- [Required work]: Extract, from the listing that follows, each line containing the word "time".

--- Supplied records ---

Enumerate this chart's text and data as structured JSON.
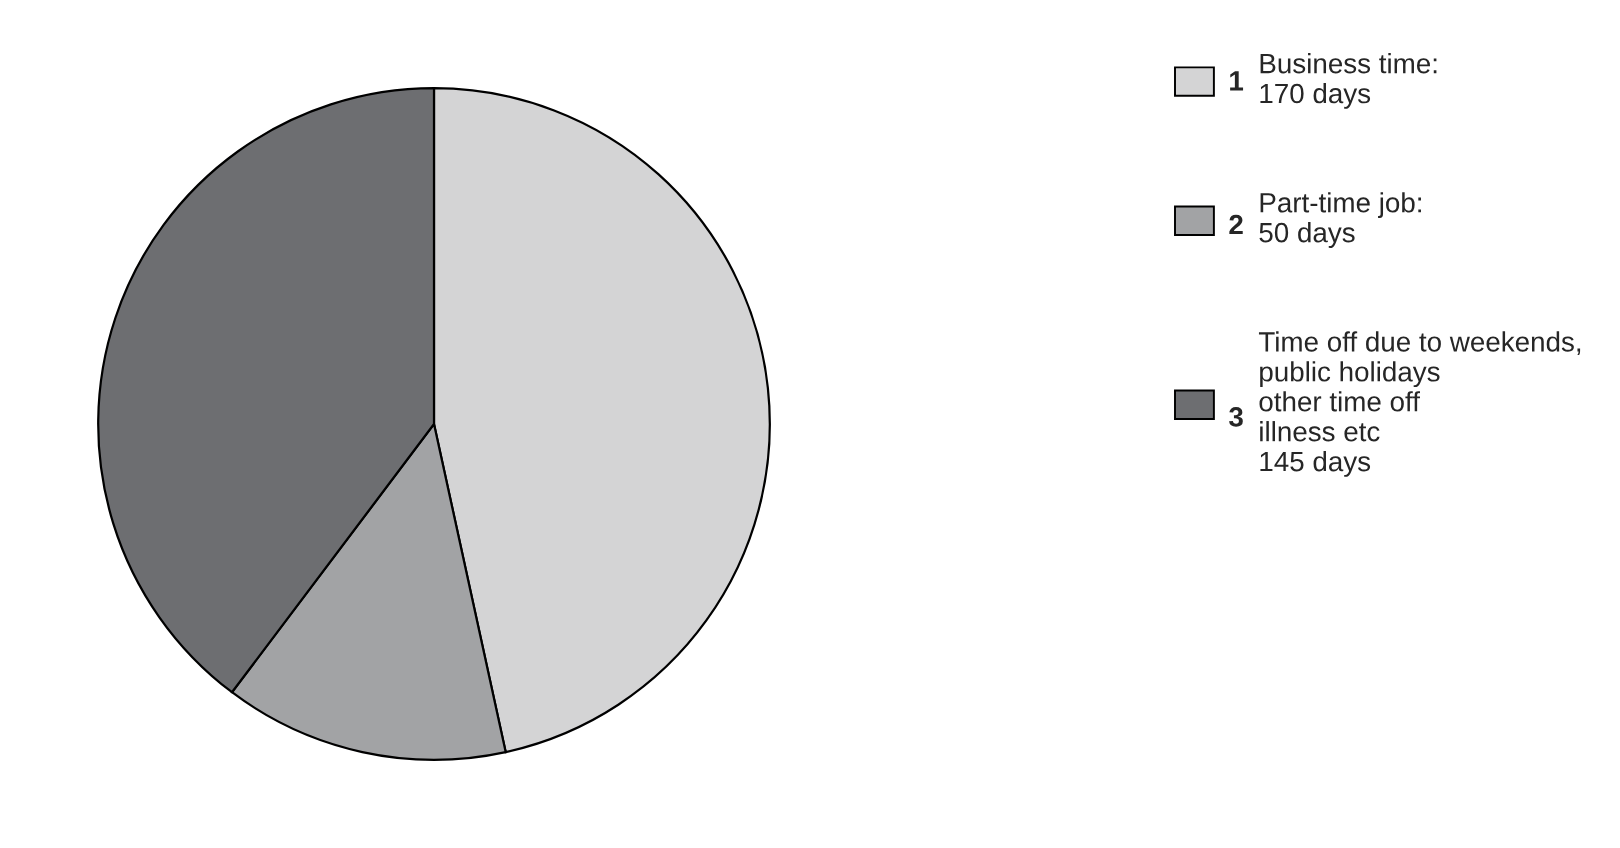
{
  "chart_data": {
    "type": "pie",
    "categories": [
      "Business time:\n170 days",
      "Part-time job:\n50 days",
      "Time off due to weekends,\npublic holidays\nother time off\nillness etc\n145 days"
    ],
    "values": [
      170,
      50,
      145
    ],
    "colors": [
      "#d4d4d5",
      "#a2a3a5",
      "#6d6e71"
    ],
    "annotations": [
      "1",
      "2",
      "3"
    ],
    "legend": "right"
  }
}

---

- [Task response]:
      "Business time:\n170 days",
      "Part-time job:\n50 days",
      "Time off due to weekends,\npublic holidays\nother time off\nillness etc\n145 days"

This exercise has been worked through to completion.